= WHAT YOU NEED TO DO =
Output the lines that follow exactly as they are.
** Start of RECORDED DATA **
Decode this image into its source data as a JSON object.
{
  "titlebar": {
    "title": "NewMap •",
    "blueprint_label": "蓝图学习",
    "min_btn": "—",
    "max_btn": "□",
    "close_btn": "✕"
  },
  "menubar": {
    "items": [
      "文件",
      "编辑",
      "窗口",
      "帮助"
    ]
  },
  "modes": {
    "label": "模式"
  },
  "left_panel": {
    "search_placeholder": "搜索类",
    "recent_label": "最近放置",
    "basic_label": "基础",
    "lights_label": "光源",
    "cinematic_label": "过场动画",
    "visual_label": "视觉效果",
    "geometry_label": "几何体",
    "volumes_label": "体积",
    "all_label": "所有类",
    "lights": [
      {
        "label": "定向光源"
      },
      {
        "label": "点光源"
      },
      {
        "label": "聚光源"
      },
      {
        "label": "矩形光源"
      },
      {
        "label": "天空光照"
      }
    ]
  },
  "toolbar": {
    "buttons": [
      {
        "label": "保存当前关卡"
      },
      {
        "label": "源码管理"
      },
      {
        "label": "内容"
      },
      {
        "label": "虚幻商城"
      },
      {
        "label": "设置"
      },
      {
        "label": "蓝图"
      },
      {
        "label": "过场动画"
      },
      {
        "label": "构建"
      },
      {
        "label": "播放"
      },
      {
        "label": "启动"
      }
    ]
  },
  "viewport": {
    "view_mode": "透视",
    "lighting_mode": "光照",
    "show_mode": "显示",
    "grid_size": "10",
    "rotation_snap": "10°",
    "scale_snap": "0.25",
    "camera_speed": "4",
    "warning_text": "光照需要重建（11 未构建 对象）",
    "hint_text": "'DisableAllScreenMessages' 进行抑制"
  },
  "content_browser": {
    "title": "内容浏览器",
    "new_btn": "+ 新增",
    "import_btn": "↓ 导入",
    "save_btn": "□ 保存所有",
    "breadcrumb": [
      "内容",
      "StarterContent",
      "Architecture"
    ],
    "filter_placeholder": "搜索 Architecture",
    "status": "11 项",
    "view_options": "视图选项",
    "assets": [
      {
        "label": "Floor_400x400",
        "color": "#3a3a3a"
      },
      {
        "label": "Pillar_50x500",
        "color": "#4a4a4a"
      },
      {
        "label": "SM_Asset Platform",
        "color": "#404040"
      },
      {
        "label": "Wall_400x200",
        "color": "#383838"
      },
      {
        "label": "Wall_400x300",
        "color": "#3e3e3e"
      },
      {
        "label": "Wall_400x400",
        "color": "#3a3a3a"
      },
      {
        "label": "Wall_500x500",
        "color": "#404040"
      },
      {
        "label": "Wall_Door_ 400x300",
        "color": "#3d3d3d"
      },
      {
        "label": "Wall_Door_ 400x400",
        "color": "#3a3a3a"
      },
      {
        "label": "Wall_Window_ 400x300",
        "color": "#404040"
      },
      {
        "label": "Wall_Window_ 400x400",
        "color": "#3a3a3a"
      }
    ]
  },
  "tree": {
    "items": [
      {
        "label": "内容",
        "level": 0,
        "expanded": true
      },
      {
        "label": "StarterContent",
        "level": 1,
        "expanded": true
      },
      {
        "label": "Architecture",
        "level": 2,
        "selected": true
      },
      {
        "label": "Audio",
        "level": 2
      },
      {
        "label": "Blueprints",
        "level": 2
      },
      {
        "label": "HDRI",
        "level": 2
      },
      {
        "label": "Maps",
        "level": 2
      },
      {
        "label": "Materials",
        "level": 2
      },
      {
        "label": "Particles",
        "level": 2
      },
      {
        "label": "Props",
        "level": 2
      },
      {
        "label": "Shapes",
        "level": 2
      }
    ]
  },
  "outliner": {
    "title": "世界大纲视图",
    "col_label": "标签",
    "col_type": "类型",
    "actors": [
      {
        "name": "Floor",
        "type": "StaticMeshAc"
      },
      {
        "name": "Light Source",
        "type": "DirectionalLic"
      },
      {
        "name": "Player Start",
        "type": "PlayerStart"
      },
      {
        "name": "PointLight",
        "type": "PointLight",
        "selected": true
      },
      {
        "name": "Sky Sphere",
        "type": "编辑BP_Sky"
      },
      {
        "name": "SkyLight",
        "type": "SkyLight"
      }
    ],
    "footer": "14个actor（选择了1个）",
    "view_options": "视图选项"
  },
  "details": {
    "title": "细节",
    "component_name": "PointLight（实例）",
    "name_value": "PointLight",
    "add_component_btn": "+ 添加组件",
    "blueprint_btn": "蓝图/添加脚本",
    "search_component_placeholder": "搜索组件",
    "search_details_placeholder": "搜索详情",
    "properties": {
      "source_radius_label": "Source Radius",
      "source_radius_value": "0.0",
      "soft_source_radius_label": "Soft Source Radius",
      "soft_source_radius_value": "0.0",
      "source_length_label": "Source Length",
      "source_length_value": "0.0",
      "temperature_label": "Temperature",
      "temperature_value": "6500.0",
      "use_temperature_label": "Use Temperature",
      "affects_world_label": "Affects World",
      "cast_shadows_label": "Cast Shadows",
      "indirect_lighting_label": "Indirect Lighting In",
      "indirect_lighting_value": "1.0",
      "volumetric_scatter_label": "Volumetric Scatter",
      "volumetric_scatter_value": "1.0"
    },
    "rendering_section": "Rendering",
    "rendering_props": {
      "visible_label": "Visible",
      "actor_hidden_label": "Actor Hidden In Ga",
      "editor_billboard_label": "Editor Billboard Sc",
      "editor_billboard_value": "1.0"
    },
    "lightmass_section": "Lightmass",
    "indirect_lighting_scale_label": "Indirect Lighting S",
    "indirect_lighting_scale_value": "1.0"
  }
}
** End of RECORDED DATA **
= FULL OUTPUT =
Decode this image into its source data as a JSON object.
{
  "titlebar": {
    "title": "NewMap •",
    "blueprint_label": "蓝图学习",
    "min_btn": "—",
    "max_btn": "□",
    "close_btn": "✕"
  },
  "menubar": {
    "items": [
      "文件",
      "编辑",
      "窗口",
      "帮助"
    ]
  },
  "modes": {
    "label": "模式"
  },
  "left_panel": {
    "search_placeholder": "搜索类",
    "recent_label": "最近放置",
    "basic_label": "基础",
    "lights_label": "光源",
    "cinematic_label": "过场动画",
    "visual_label": "视觉效果",
    "geometry_label": "几何体",
    "volumes_label": "体积",
    "all_label": "所有类",
    "lights": [
      {
        "label": "定向光源"
      },
      {
        "label": "点光源"
      },
      {
        "label": "聚光源"
      },
      {
        "label": "矩形光源"
      },
      {
        "label": "天空光照"
      }
    ]
  },
  "toolbar": {
    "buttons": [
      {
        "label": "保存当前关卡"
      },
      {
        "label": "源码管理"
      },
      {
        "label": "内容"
      },
      {
        "label": "虚幻商城"
      },
      {
        "label": "设置"
      },
      {
        "label": "蓝图"
      },
      {
        "label": "过场动画"
      },
      {
        "label": "构建"
      },
      {
        "label": "播放"
      },
      {
        "label": "启动"
      }
    ]
  },
  "viewport": {
    "view_mode": "透视",
    "lighting_mode": "光照",
    "show_mode": "显示",
    "grid_size": "10",
    "rotation_snap": "10°",
    "scale_snap": "0.25",
    "camera_speed": "4",
    "warning_text": "光照需要重建（11 未构建 对象）",
    "hint_text": "'DisableAllScreenMessages' 进行抑制"
  },
  "content_browser": {
    "title": "内容浏览器",
    "new_btn": "+ 新增",
    "import_btn": "↓ 导入",
    "save_btn": "□ 保存所有",
    "breadcrumb": [
      "内容",
      "StarterContent",
      "Architecture"
    ],
    "filter_placeholder": "搜索 Architecture",
    "status": "11 项",
    "view_options": "视图选项",
    "assets": [
      {
        "label": "Floor_400x400",
        "color": "#3a3a3a"
      },
      {
        "label": "Pillar_50x500",
        "color": "#4a4a4a"
      },
      {
        "label": "SM_Asset Platform",
        "color": "#404040"
      },
      {
        "label": "Wall_400x200",
        "color": "#383838"
      },
      {
        "label": "Wall_400x300",
        "color": "#3e3e3e"
      },
      {
        "label": "Wall_400x400",
        "color": "#3a3a3a"
      },
      {
        "label": "Wall_500x500",
        "color": "#404040"
      },
      {
        "label": "Wall_Door_ 400x300",
        "color": "#3d3d3d"
      },
      {
        "label": "Wall_Door_ 400x400",
        "color": "#3a3a3a"
      },
      {
        "label": "Wall_Window_ 400x300",
        "color": "#404040"
      },
      {
        "label": "Wall_Window_ 400x400",
        "color": "#3a3a3a"
      }
    ]
  },
  "tree": {
    "items": [
      {
        "label": "内容",
        "level": 0,
        "expanded": true
      },
      {
        "label": "StarterContent",
        "level": 1,
        "expanded": true
      },
      {
        "label": "Architecture",
        "level": 2,
        "selected": true
      },
      {
        "label": "Audio",
        "level": 2
      },
      {
        "label": "Blueprints",
        "level": 2
      },
      {
        "label": "HDRI",
        "level": 2
      },
      {
        "label": "Maps",
        "level": 2
      },
      {
        "label": "Materials",
        "level": 2
      },
      {
        "label": "Particles",
        "level": 2
      },
      {
        "label": "Props",
        "level": 2
      },
      {
        "label": "Shapes",
        "level": 2
      }
    ]
  },
  "outliner": {
    "title": "世界大纲视图",
    "col_label": "标签",
    "col_type": "类型",
    "actors": [
      {
        "name": "Floor",
        "type": "StaticMeshAc"
      },
      {
        "name": "Light Source",
        "type": "DirectionalLic"
      },
      {
        "name": "Player Start",
        "type": "PlayerStart"
      },
      {
        "name": "PointLight",
        "type": "PointLight",
        "selected": true
      },
      {
        "name": "Sky Sphere",
        "type": "编辑BP_Sky"
      },
      {
        "name": "SkyLight",
        "type": "SkyLight"
      }
    ],
    "footer": "14个actor（选择了1个）",
    "view_options": "视图选项"
  },
  "details": {
    "title": "细节",
    "component_name": "PointLight（实例）",
    "name_value": "PointLight",
    "add_component_btn": "+ 添加组件",
    "blueprint_btn": "蓝图/添加脚本",
    "search_component_placeholder": "搜索组件",
    "search_details_placeholder": "搜索详情",
    "properties": {
      "source_radius_label": "Source Radius",
      "source_radius_value": "0.0",
      "soft_source_radius_label": "Soft Source Radius",
      "soft_source_radius_value": "0.0",
      "source_length_label": "Source Length",
      "source_length_value": "0.0",
      "temperature_label": "Temperature",
      "temperature_value": "6500.0",
      "use_temperature_label": "Use Temperature",
      "affects_world_label": "Affects World",
      "cast_shadows_label": "Cast Shadows",
      "indirect_lighting_label": "Indirect Lighting In",
      "indirect_lighting_value": "1.0",
      "volumetric_scatter_label": "Volumetric Scatter",
      "volumetric_scatter_value": "1.0"
    },
    "rendering_section": "Rendering",
    "rendering_props": {
      "visible_label": "Visible",
      "actor_hidden_label": "Actor Hidden In Ga",
      "editor_billboard_label": "Editor Billboard Sc",
      "editor_billboard_value": "1.0"
    },
    "lightmass_section": "Lightmass",
    "indirect_lighting_scale_label": "Indirect Lighting S",
    "indirect_lighting_scale_value": "1.0"
  }
}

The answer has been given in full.